▶ GIVEN EXERCISE: Work out how many lines in the entries contain the string "image", and give nothing but that number.

▶ THE RECORDS:
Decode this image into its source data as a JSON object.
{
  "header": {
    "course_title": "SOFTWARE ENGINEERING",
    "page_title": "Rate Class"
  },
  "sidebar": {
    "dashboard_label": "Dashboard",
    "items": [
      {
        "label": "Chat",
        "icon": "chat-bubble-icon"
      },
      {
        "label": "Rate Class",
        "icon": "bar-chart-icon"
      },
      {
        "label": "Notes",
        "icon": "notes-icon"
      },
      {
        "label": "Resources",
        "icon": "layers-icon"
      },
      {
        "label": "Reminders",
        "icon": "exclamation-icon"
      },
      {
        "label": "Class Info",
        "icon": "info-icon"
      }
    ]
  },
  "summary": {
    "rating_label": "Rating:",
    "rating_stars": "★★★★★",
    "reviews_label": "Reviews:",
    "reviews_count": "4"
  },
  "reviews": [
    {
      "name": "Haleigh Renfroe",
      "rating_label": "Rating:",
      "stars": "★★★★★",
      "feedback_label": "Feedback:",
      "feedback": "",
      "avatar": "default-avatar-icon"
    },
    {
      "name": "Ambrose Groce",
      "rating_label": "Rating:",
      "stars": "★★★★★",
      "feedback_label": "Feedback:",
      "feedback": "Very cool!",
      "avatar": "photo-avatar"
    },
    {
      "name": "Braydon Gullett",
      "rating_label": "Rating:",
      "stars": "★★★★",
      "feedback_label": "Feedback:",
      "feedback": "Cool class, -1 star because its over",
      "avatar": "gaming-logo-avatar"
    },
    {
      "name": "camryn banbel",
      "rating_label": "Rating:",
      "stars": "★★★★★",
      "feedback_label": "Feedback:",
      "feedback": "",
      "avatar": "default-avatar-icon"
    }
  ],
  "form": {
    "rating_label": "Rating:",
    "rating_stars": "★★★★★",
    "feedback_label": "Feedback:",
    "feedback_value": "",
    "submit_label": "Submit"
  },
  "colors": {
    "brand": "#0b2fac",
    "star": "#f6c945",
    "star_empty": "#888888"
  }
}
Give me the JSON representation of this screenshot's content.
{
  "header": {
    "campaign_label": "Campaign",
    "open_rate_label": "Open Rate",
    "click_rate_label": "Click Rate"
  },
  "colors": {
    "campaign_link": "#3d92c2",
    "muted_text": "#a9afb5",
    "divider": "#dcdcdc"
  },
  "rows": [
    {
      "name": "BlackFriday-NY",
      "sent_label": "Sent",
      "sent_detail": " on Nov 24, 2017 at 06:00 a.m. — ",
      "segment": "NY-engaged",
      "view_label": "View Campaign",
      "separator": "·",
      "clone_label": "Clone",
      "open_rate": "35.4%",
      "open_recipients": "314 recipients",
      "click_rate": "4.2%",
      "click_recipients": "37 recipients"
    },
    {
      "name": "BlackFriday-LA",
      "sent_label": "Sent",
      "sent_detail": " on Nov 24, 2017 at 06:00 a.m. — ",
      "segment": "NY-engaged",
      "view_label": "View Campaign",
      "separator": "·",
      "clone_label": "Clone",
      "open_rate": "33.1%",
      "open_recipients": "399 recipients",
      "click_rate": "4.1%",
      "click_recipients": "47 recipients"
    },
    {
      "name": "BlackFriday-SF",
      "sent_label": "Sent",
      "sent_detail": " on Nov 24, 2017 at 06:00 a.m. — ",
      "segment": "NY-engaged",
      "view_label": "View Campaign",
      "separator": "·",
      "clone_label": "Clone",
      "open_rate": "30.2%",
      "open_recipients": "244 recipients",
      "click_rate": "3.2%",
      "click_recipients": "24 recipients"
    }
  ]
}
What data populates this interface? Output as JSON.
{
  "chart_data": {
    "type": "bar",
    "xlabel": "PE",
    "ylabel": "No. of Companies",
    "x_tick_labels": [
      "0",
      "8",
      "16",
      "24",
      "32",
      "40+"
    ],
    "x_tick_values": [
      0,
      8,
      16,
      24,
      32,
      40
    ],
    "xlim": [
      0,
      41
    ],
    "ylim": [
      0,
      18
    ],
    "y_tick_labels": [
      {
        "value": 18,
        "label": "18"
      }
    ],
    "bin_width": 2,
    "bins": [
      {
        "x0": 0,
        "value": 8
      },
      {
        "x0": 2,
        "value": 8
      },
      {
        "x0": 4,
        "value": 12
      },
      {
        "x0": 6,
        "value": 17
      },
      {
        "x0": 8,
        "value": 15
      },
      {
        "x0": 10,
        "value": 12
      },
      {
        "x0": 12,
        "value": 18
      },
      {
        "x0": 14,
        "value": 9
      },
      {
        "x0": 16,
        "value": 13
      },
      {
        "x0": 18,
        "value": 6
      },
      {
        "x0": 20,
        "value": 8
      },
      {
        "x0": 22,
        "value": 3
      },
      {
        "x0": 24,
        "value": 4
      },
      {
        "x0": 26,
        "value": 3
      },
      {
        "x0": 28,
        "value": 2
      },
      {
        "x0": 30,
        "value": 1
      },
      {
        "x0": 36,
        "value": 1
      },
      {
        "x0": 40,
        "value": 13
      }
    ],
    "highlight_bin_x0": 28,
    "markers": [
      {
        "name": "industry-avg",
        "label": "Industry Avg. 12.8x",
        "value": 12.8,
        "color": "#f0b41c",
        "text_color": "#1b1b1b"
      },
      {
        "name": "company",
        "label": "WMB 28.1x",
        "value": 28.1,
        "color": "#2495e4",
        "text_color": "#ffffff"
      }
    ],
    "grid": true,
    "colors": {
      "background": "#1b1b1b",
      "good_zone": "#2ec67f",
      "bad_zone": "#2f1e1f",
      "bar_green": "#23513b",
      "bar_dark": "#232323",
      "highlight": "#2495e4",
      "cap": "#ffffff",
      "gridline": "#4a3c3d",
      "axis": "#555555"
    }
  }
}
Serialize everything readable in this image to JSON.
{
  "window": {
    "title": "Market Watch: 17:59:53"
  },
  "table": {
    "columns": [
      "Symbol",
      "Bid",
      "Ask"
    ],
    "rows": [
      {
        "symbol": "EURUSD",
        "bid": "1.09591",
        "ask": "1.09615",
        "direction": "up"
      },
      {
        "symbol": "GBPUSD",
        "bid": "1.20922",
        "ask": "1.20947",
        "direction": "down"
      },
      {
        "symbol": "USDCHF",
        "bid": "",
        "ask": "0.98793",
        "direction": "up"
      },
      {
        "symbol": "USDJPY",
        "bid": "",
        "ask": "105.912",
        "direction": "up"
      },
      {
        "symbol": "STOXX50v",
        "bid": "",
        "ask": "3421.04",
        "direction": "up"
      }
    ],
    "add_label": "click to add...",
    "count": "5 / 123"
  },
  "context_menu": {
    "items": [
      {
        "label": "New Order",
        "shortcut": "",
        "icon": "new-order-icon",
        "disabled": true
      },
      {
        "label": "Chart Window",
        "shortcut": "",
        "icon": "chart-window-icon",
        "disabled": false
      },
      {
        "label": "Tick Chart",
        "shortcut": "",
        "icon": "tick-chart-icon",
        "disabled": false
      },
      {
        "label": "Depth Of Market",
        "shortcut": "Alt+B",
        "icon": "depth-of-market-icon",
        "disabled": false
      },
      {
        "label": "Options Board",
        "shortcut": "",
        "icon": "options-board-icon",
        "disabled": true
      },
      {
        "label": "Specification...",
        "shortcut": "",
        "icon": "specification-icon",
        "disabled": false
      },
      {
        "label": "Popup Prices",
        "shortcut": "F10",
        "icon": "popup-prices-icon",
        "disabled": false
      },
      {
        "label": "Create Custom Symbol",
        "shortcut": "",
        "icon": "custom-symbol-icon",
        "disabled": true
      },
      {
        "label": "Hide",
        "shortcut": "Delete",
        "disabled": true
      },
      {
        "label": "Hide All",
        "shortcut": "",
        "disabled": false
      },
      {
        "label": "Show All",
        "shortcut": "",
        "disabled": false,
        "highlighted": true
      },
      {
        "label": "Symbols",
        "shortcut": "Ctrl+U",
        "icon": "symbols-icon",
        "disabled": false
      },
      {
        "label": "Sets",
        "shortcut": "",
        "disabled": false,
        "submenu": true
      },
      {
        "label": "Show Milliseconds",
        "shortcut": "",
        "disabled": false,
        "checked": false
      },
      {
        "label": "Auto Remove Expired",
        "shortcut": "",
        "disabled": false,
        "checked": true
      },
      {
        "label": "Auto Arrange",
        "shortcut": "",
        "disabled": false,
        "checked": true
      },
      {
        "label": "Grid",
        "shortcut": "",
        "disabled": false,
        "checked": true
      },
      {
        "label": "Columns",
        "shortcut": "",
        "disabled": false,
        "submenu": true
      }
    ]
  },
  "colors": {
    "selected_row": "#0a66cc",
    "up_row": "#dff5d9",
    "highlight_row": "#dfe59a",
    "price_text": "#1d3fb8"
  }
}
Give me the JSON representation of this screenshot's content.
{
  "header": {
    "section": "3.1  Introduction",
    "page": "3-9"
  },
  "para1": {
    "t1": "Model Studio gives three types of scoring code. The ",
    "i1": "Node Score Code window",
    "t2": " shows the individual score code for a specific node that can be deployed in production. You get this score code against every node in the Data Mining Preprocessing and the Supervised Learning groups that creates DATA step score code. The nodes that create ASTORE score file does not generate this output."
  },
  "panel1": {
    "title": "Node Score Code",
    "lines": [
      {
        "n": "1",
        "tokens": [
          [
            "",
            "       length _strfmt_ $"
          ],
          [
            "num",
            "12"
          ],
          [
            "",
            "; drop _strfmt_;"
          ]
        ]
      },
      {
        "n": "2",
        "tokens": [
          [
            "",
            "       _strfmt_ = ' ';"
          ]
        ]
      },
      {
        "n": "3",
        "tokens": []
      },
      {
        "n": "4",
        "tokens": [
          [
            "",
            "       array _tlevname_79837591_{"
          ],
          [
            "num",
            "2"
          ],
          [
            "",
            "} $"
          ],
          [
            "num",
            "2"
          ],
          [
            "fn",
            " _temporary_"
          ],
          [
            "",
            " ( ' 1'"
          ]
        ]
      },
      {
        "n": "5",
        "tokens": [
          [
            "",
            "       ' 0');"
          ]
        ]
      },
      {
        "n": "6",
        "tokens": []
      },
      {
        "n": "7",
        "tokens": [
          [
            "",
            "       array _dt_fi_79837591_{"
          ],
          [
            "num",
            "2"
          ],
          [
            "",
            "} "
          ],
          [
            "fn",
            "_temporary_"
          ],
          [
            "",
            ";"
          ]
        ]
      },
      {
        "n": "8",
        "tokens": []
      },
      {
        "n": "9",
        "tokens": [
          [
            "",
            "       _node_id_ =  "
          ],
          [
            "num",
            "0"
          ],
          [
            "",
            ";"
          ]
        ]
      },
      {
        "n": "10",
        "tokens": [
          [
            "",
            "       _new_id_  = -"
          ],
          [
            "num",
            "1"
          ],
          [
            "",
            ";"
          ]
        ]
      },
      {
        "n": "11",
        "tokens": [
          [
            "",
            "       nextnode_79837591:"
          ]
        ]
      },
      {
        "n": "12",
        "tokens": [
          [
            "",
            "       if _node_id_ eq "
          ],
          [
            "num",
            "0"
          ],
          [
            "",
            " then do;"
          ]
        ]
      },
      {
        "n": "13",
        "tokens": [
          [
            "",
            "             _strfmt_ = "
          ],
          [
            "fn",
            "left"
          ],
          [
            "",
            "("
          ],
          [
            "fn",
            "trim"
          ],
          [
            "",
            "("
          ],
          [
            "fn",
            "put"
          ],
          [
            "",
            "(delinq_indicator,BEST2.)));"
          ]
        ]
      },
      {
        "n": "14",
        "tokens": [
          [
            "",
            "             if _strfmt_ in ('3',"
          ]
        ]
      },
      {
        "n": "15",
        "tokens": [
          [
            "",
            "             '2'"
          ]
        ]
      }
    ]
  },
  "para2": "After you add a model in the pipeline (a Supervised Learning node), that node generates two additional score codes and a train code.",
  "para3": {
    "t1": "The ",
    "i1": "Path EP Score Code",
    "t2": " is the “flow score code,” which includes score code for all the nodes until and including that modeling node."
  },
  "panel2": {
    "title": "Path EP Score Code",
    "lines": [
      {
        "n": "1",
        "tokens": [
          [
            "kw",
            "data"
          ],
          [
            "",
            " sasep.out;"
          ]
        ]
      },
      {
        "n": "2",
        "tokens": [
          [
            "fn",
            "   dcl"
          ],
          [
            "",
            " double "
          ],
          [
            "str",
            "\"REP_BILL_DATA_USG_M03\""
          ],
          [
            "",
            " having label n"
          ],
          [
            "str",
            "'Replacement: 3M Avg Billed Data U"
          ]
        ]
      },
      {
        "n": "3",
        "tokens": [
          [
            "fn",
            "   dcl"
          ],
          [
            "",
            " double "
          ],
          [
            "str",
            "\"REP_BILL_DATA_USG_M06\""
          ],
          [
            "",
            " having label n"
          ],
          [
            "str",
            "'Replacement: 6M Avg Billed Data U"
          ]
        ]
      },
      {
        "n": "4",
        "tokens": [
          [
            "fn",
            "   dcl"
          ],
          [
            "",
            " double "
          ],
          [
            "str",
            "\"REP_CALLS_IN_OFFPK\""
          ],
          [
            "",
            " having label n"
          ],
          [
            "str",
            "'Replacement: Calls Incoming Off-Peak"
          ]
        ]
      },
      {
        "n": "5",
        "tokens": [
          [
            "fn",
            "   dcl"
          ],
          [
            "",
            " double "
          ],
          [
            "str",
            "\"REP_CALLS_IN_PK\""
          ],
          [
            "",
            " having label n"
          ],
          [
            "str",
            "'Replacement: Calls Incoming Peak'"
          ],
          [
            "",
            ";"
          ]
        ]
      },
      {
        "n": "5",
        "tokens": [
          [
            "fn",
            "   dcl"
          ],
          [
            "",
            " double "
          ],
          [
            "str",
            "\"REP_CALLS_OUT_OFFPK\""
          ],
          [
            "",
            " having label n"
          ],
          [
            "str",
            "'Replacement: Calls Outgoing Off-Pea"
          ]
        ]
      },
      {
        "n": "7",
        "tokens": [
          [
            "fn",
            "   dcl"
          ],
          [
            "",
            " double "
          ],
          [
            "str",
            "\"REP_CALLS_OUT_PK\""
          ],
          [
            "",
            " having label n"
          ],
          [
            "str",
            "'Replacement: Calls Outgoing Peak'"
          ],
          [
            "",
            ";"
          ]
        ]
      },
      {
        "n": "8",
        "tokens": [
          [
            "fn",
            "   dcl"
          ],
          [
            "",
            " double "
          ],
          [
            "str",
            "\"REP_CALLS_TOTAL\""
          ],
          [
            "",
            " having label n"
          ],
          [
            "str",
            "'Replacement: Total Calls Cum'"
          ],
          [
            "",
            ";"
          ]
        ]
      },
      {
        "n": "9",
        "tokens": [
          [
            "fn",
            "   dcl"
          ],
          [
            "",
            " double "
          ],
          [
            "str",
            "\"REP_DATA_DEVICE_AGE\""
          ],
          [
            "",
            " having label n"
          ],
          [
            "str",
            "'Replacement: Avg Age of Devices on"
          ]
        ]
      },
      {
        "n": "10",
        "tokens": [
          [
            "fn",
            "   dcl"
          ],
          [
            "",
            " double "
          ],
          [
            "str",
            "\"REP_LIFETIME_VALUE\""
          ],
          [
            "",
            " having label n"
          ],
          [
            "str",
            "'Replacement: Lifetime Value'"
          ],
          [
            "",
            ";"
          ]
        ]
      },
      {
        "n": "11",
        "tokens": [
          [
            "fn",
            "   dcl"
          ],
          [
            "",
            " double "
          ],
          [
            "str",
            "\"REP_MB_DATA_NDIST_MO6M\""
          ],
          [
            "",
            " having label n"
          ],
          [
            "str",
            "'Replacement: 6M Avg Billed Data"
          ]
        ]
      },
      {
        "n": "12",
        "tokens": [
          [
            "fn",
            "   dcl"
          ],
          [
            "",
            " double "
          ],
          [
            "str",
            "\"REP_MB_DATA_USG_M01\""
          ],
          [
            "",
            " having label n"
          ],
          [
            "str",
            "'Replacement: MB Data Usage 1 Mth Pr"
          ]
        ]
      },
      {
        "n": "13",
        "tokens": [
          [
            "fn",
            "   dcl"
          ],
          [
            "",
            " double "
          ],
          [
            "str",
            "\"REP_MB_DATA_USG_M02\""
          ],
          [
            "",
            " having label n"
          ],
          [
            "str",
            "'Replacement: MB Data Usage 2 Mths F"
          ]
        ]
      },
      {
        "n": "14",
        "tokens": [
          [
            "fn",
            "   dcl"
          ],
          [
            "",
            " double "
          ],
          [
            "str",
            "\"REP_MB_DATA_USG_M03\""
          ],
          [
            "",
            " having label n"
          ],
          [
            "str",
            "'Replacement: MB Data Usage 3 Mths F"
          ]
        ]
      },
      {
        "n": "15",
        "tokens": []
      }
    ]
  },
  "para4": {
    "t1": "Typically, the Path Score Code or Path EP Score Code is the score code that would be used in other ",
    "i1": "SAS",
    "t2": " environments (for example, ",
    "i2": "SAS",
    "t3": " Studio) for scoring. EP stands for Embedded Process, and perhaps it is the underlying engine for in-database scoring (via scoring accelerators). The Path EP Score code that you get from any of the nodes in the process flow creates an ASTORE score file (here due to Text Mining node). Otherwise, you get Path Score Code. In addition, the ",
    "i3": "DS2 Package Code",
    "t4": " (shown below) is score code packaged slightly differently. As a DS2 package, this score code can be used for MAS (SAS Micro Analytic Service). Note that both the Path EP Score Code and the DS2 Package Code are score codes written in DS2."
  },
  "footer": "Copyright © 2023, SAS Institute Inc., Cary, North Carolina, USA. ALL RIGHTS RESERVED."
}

▶ EXERCISE OUTPUT: 2